> _The request_
Copy out every line of the records below word for word, leaving out the pictures.

━━ Data for this task

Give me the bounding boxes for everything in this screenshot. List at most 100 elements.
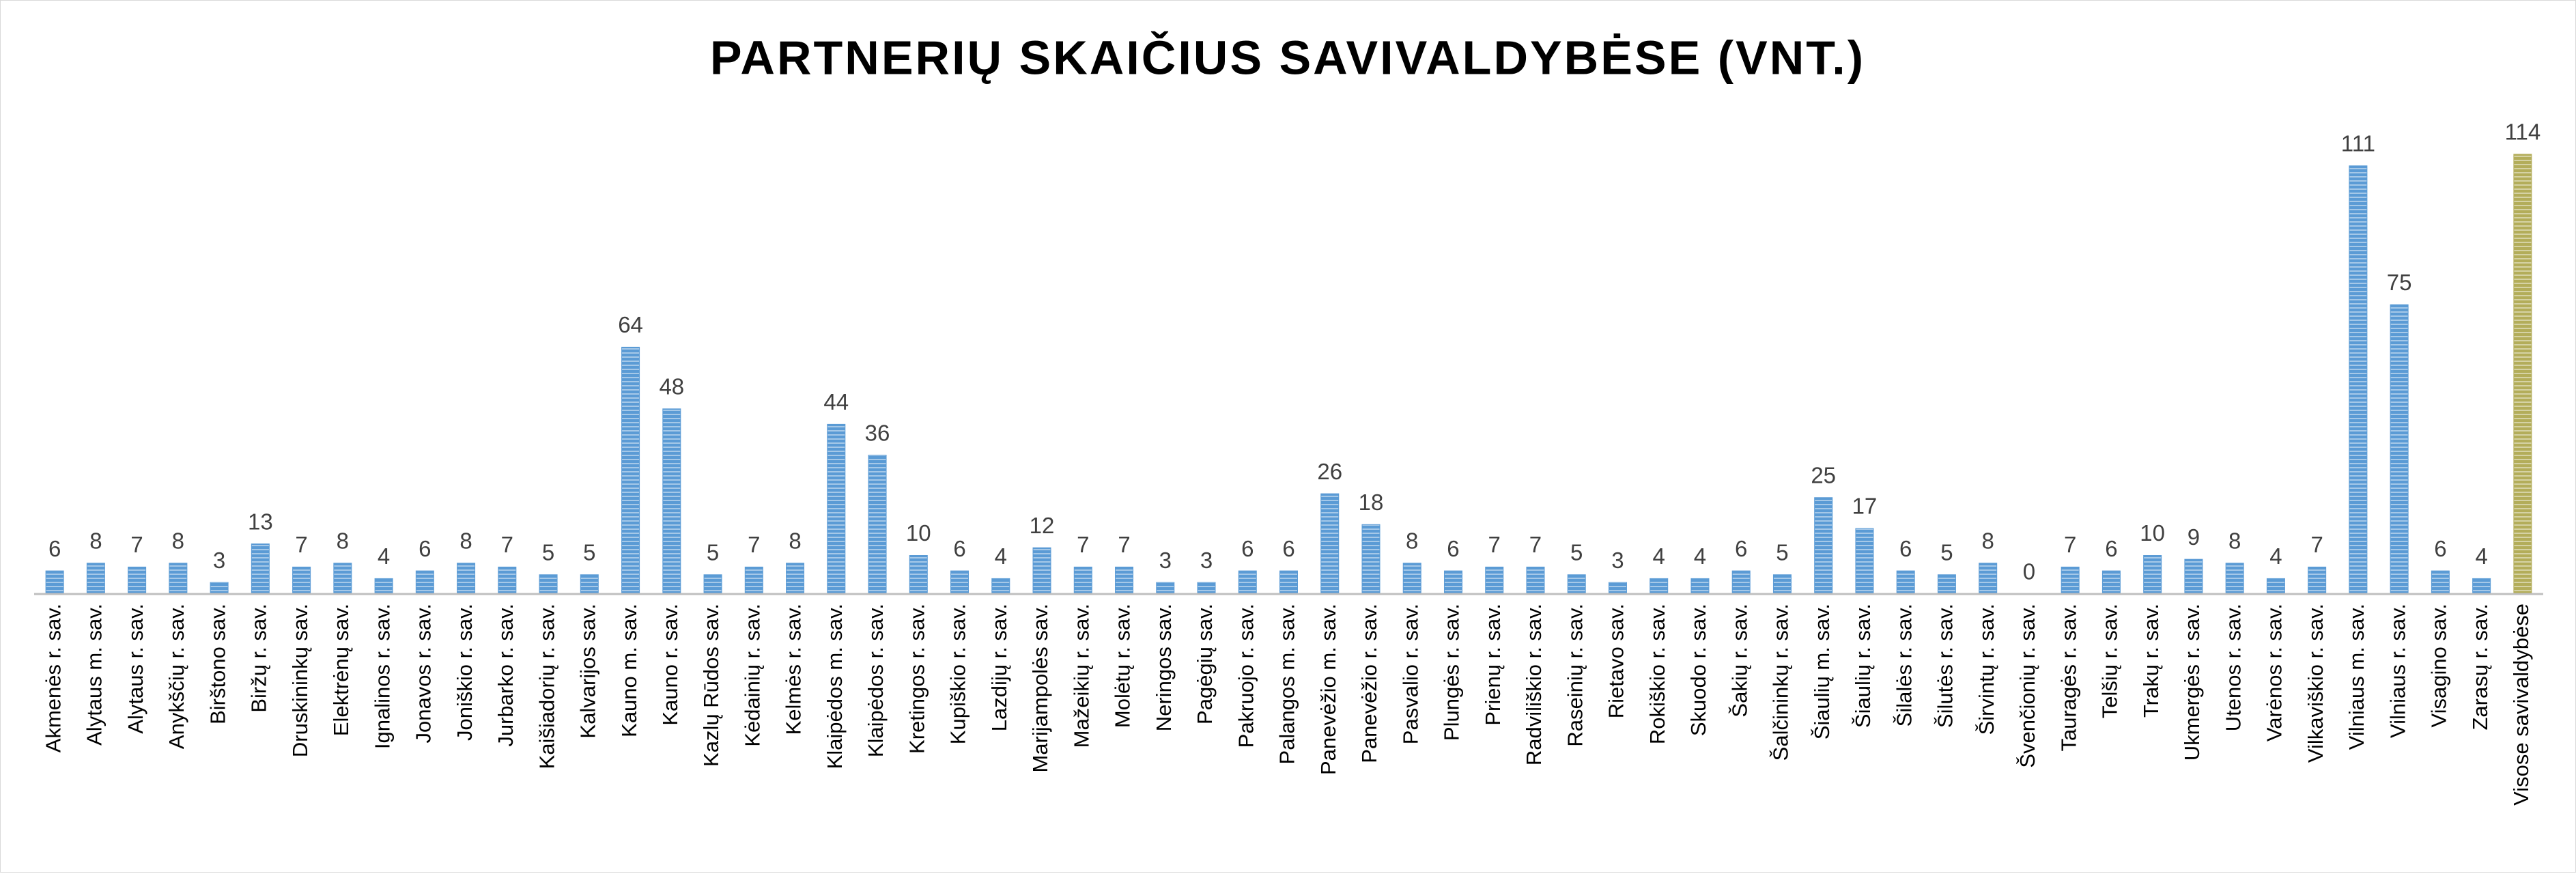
- value-label: 3: [1159, 548, 1172, 573]
- x-tick-label: Klaipėdos r. sav.: [864, 604, 888, 757]
- x-tick-label: Kėdainių r. sav.: [740, 604, 764, 747]
- value-label: 5: [707, 539, 719, 565]
- x-tick-label: Biržų r. sav.: [247, 604, 271, 713]
- value-label: 3: [1611, 548, 1624, 573]
- bar: [539, 574, 558, 595]
- bar: [950, 570, 969, 595]
- x-tick-label: Radviliškio r. sav.: [1522, 604, 1546, 765]
- x-tick-label: Klaipėdos m. sav.: [823, 604, 847, 769]
- bar: [2472, 578, 2491, 595]
- x-tick-label: Elektrėnų sav.: [329, 604, 353, 736]
- bar: [1855, 528, 1874, 595]
- bar: [457, 563, 476, 595]
- value-label: 4: [1653, 543, 1665, 569]
- bar: [909, 555, 928, 595]
- x-tick-label: Šilutės r. sav.: [1934, 604, 1957, 728]
- value-label: 17: [1852, 494, 1878, 519]
- bar: [868, 455, 887, 595]
- bar: [1937, 574, 1956, 595]
- x-tick-label: Visose savivaldybėse: [2509, 604, 2533, 806]
- value-label: 6: [48, 536, 61, 561]
- value-label: 7: [1077, 532, 1089, 557]
- bar: [2513, 154, 2532, 595]
- bar: [827, 423, 846, 595]
- x-tick-label: Trakų r. sav.: [2139, 604, 2163, 718]
- value-label: 4: [1694, 543, 1706, 569]
- x-tick-label: Molėtų r. sav.: [1111, 604, 1135, 728]
- bar: [45, 570, 64, 595]
- bar: [1772, 574, 1792, 595]
- value-label: 6: [419, 536, 431, 561]
- value-label: 7: [2310, 532, 2323, 557]
- x-tick-label: Akmenės r. sav.: [41, 604, 65, 752]
- x-tick-label: Joniškio r. sav.: [453, 604, 477, 741]
- value-label: 7: [295, 532, 307, 557]
- x-tick-label: Pakruojo r. sav.: [1234, 604, 1258, 748]
- value-label: 18: [1359, 490, 1384, 515]
- x-tick-label: Druskininkų sav.: [288, 604, 312, 757]
- value-label: 6: [2105, 536, 2117, 561]
- value-label: 6: [1735, 536, 1747, 561]
- value-label: 7: [501, 532, 513, 557]
- value-label: 7: [2064, 532, 2076, 557]
- x-tick-label: Skuodo r. sav.: [1686, 604, 1710, 736]
- x-tick-label: Kaišiadorių r. sav.: [535, 604, 558, 769]
- value-label: 4: [378, 543, 390, 569]
- x-tick-label: Kupiškio r. sav.: [946, 604, 970, 744]
- value-label: 7: [1488, 532, 1501, 557]
- x-tick-label: Šalčininkų r. sav.: [1769, 604, 1793, 761]
- value-label: 8: [1406, 528, 1418, 554]
- x-tick-label: Šiaulių r. sav.: [1851, 604, 1875, 728]
- value-label: 7: [1118, 532, 1130, 557]
- x-tick-label: Širvintų r. sav.: [1975, 604, 1998, 735]
- bar: [1979, 563, 1998, 595]
- x-tick-label: Alytaus m. sav.: [83, 604, 107, 746]
- x-tick-label: Kauno r. sav.: [658, 604, 682, 726]
- bar: [1526, 566, 1545, 595]
- value-label: 8: [89, 528, 102, 554]
- x-tick-label: Tauragės r. sav.: [2056, 604, 2080, 752]
- value-label: 26: [1317, 459, 1342, 484]
- bar: [2349, 165, 2368, 595]
- bar: [1197, 582, 1216, 595]
- bar: [662, 408, 681, 595]
- x-tick-label: Ignalinos r. sav.: [370, 604, 394, 749]
- bar: [251, 543, 270, 595]
- bar: [1814, 497, 1833, 595]
- bar: [498, 566, 517, 595]
- value-label: 6: [1899, 536, 1912, 561]
- value-label: 8: [172, 528, 184, 554]
- value-label: 6: [1241, 536, 1254, 561]
- bar: [1731, 570, 1751, 595]
- bar: [1896, 570, 1915, 595]
- x-tick-label: Vilniaus m. sav.: [2345, 604, 2368, 750]
- value-label: 13: [248, 509, 273, 534]
- bar: [744, 566, 763, 595]
- x-tick-label: Šakių r. sav.: [1727, 604, 1751, 718]
- x-tick-label: Panevėžio r. sav.: [1357, 604, 1381, 763]
- bar: [991, 578, 1010, 595]
- value-label: 3: [213, 548, 225, 573]
- x-tick-label: Vilkaviškio r. sav.: [2304, 604, 2327, 763]
- bar: [1115, 566, 1134, 595]
- bar: [2225, 563, 2244, 595]
- value-label: 12: [1030, 513, 1055, 538]
- bar: [1238, 570, 1257, 595]
- value-label: 6: [2434, 536, 2446, 561]
- value-label: 6: [1282, 536, 1294, 561]
- bar: [1279, 570, 1298, 595]
- x-tick-label: Kelmės r. sav.: [782, 604, 806, 735]
- x-tick-label: Kretingos r. sav.: [905, 604, 929, 754]
- x-tick-label: Kauno m. sav.: [617, 604, 641, 737]
- value-label: 4: [2475, 543, 2487, 569]
- bar: [1690, 578, 1710, 595]
- value-label: 5: [1940, 539, 1953, 565]
- bar: [1032, 547, 1051, 595]
- bar: [2308, 566, 2327, 595]
- value-label: 4: [2269, 543, 2282, 569]
- bar: [292, 566, 311, 595]
- x-tick-label: Neringos sav.: [1152, 604, 1176, 731]
- bar: [1361, 524, 1381, 595]
- x-tick-label: Kalvarijos sav.: [576, 604, 600, 739]
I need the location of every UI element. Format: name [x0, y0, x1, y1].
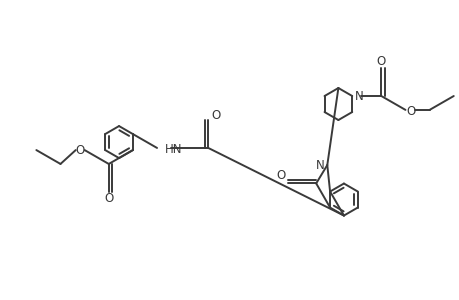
Text: O: O — [211, 109, 220, 122]
Text: HN: HN — [165, 143, 182, 156]
Text: O: O — [275, 169, 285, 182]
Text: O: O — [104, 192, 113, 205]
Text: O: O — [376, 55, 385, 68]
Text: O: O — [406, 105, 415, 119]
Text: N: N — [354, 89, 363, 103]
Text: N: N — [315, 159, 324, 172]
Text: O: O — [75, 144, 84, 157]
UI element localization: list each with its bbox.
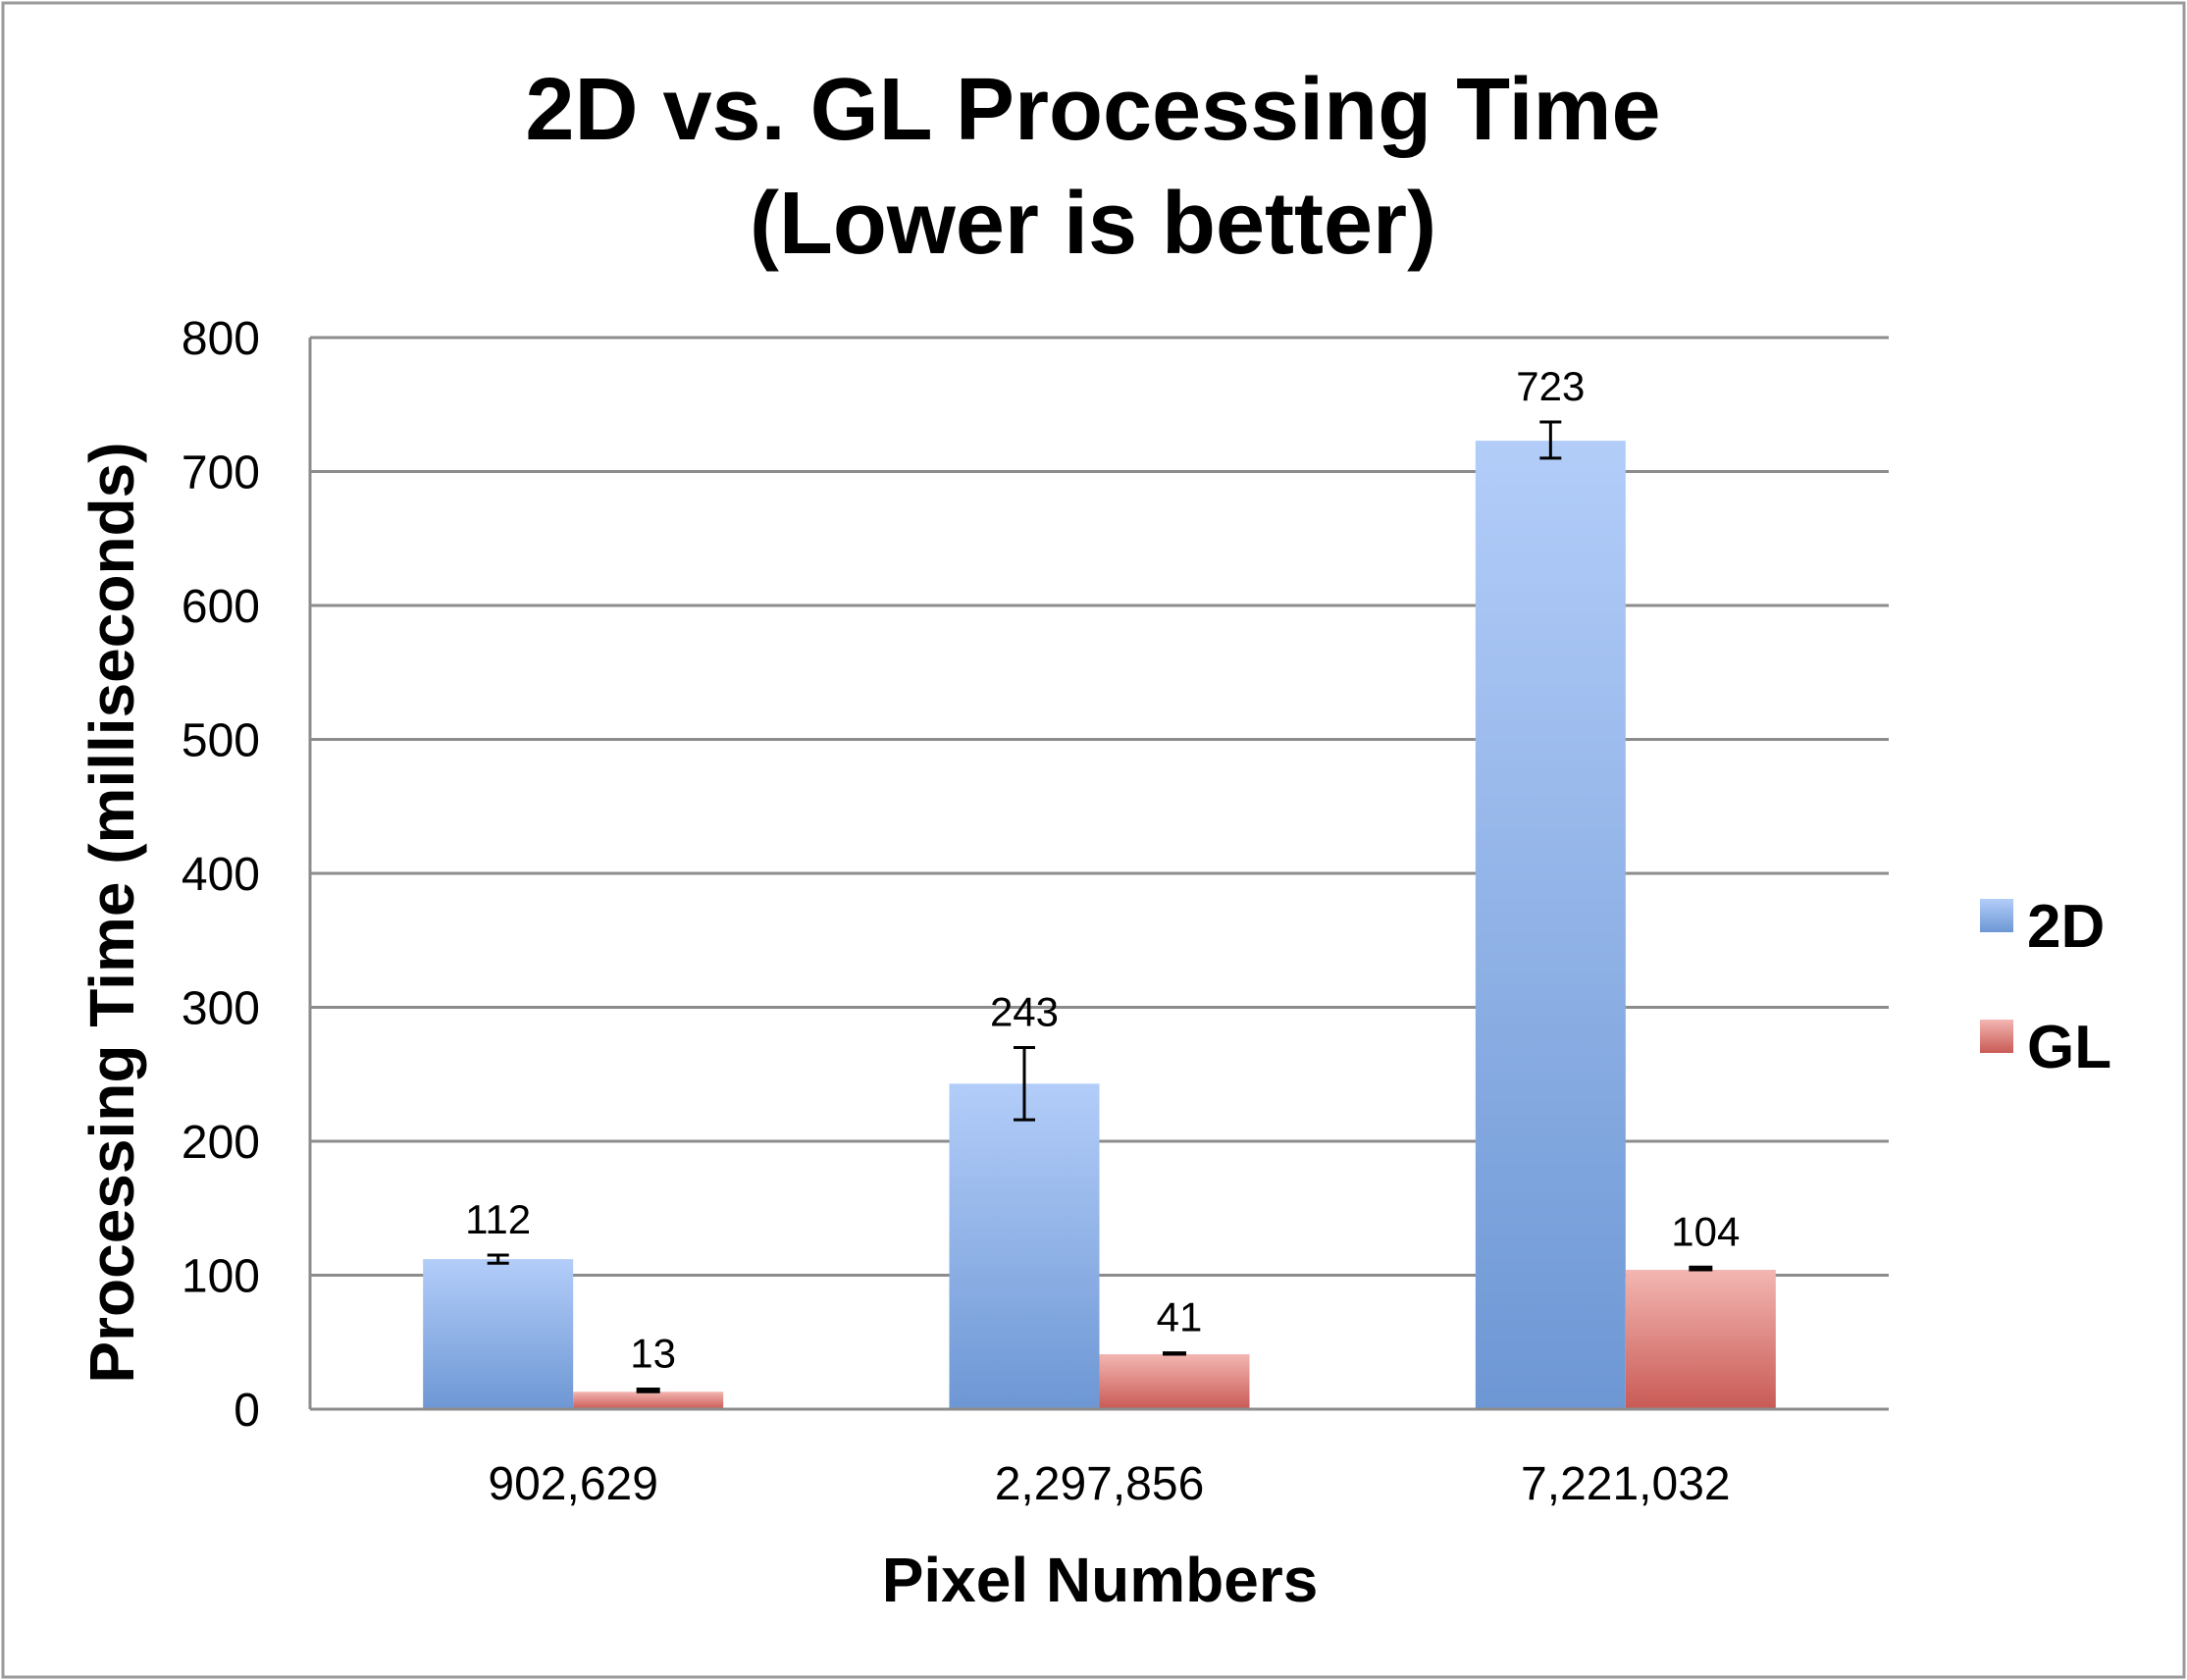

━━━━

> _Task response_
Give me the bounding boxes for everything in this screenshot. List at most 100 elements.
- value-label: 3: [1159, 548, 1172, 573]
- x-tick-label: Klaipėdos r. sav.: [864, 604, 888, 757]
- x-tick-label: Kėdainių r. sav.: [740, 604, 764, 747]
- value-label: 5: [707, 539, 719, 565]
- x-tick-label: Biržų r. sav.: [247, 604, 271, 713]
- value-label: 3: [1611, 548, 1624, 573]
- bar: [539, 574, 558, 595]
- bar: [950, 570, 969, 595]
- x-tick-label: Radviliškio r. sav.: [1522, 604, 1546, 765]
- x-tick-label: Klaipėdos m. sav.: [823, 604, 847, 769]
- bar: [2472, 578, 2491, 595]
- x-tick-label: Elektrėnų sav.: [329, 604, 353, 736]
- bar: [1855, 528, 1874, 595]
- bar: [457, 563, 476, 595]
- value-label: 4: [1653, 543, 1665, 569]
- bar: [909, 555, 928, 595]
- x-tick-label: Šilutės r. sav.: [1934, 604, 1957, 728]
- value-label: 17: [1852, 494, 1878, 519]
- bar: [868, 455, 887, 595]
- bar: [1937, 574, 1956, 595]
- x-tick-label: Visose savivaldybėse: [2509, 604, 2533, 806]
- value-label: 6: [48, 536, 61, 561]
- value-label: 7: [1077, 532, 1089, 557]
- bar: [2513, 154, 2532, 595]
- bar: [827, 423, 846, 595]
- x-tick-label: Trakų r. sav.: [2139, 604, 2163, 718]
- value-label: 4: [1694, 543, 1706, 569]
- x-tick-label: Molėtų r. sav.: [1111, 604, 1135, 728]
- bar: [45, 570, 64, 595]
- bar: [1772, 574, 1792, 595]
- value-label: 6: [419, 536, 431, 561]
- value-label: 7: [2310, 532, 2323, 557]
- x-tick-label: Akmenės r. sav.: [41, 604, 65, 752]
- x-tick-label: Joniškio r. sav.: [453, 604, 477, 741]
- value-label: 7: [295, 532, 307, 557]
- x-tick-label: Pakruojo r. sav.: [1234, 604, 1258, 748]
- value-label: 18: [1359, 490, 1384, 515]
- x-tick-label: Druskininkų sav.: [288, 604, 312, 757]
- value-label: 6: [2105, 536, 2117, 561]
- value-label: 6: [1735, 536, 1747, 561]
- value-label: 7: [501, 532, 513, 557]
- value-label: 7: [2064, 532, 2076, 557]
- x-tick-label: Skuodo r. sav.: [1686, 604, 1710, 736]
- x-tick-label: Kaišiadorių r. sav.: [535, 604, 558, 769]
- value-label: 4: [378, 543, 390, 569]
- x-tick-label: Kupiškio r. sav.: [946, 604, 970, 744]
- value-label: 7: [1488, 532, 1501, 557]
- x-tick-label: Šalčininkų r. sav.: [1769, 604, 1793, 761]
- value-label: 8: [1406, 528, 1418, 554]
- x-tick-label: Šiaulių r. sav.: [1851, 604, 1875, 728]
- value-label: 7: [1118, 532, 1130, 557]
- x-tick-label: Širvintų r. sav.: [1975, 604, 1998, 735]
- bar: [1979, 563, 1998, 595]
- x-tick-label: Alytaus m. sav.: [83, 604, 107, 746]
- x-tick-label: Kauno r. sav.: [658, 604, 682, 726]
- bar: [1526, 566, 1545, 595]
- value-label: 8: [89, 528, 102, 554]
- x-tick-label: Tauragės r. sav.: [2056, 604, 2080, 752]
- value-label: 26: [1317, 459, 1342, 484]
- bar: [2349, 165, 2368, 595]
- bar: [1197, 582, 1216, 595]
- bar: [662, 408, 681, 595]
- x-tick-label: Ignalinos r. sav.: [370, 604, 394, 749]
- bar: [251, 543, 270, 595]
- bar: [1814, 497, 1833, 595]
- bar: [498, 566, 517, 595]
- value-label: 6: [1899, 536, 1912, 561]
- value-label: 8: [172, 528, 184, 554]
- value-label: 6: [1241, 536, 1254, 561]
- bar: [1731, 570, 1751, 595]
- bar: [1896, 570, 1915, 595]
- x-tick-label: Vilniaus m. sav.: [2345, 604, 2368, 750]
- value-label: 13: [248, 509, 273, 534]
- bar: [744, 566, 763, 595]
- x-tick-label: Šakių r. sav.: [1727, 604, 1751, 718]
- x-tick-label: Panevėžio r. sav.: [1357, 604, 1381, 763]
- bar: [991, 578, 1010, 595]
- value-label: 3: [213, 548, 225, 573]
- x-tick-label: Vilkaviškio r. sav.: [2304, 604, 2327, 763]
- bar: [1115, 566, 1134, 595]
- bar: [2225, 563, 2244, 595]
- value-label: 12: [1030, 513, 1055, 538]
- bar: [1238, 570, 1257, 595]
- value-label: 6: [2434, 536, 2446, 561]
- value-label: 6: [1282, 536, 1294, 561]
- bar: [1279, 570, 1298, 595]
- x-tick-label: Kelmės r. sav.: [782, 604, 806, 735]
- x-tick-label: Kretingos r. sav.: [905, 604, 929, 754]
- x-tick-label: Kauno m. sav.: [617, 604, 641, 737]
- value-label: 4: [2475, 543, 2487, 569]
- bar: [1690, 578, 1710, 595]
- value-label: 5: [1940, 539, 1953, 565]
- bar: [1032, 547, 1051, 595]
- bar: [2308, 566, 2327, 595]
- value-label: 4: [2269, 543, 2282, 569]
- bar: [292, 566, 311, 595]
- x-tick-label: Neringos sav.: [1152, 604, 1176, 731]
- bar: [1361, 524, 1381, 595]
- x-tick-label: Kalvarijos sav.: [576, 604, 600, 739]
I need the location of every UI element. Format: name [x0, y0, x1, y1].
Text: O: O — [211, 109, 220, 122]
Text: HN: HN — [165, 143, 182, 156]
Text: O: O — [275, 169, 285, 182]
Text: O: O — [104, 192, 113, 205]
Text: O: O — [376, 55, 385, 68]
Text: O: O — [406, 105, 415, 119]
Text: N: N — [354, 89, 363, 103]
Text: N: N — [315, 159, 324, 172]
Text: O: O — [75, 144, 84, 157]
UI element localization: list each with its bbox.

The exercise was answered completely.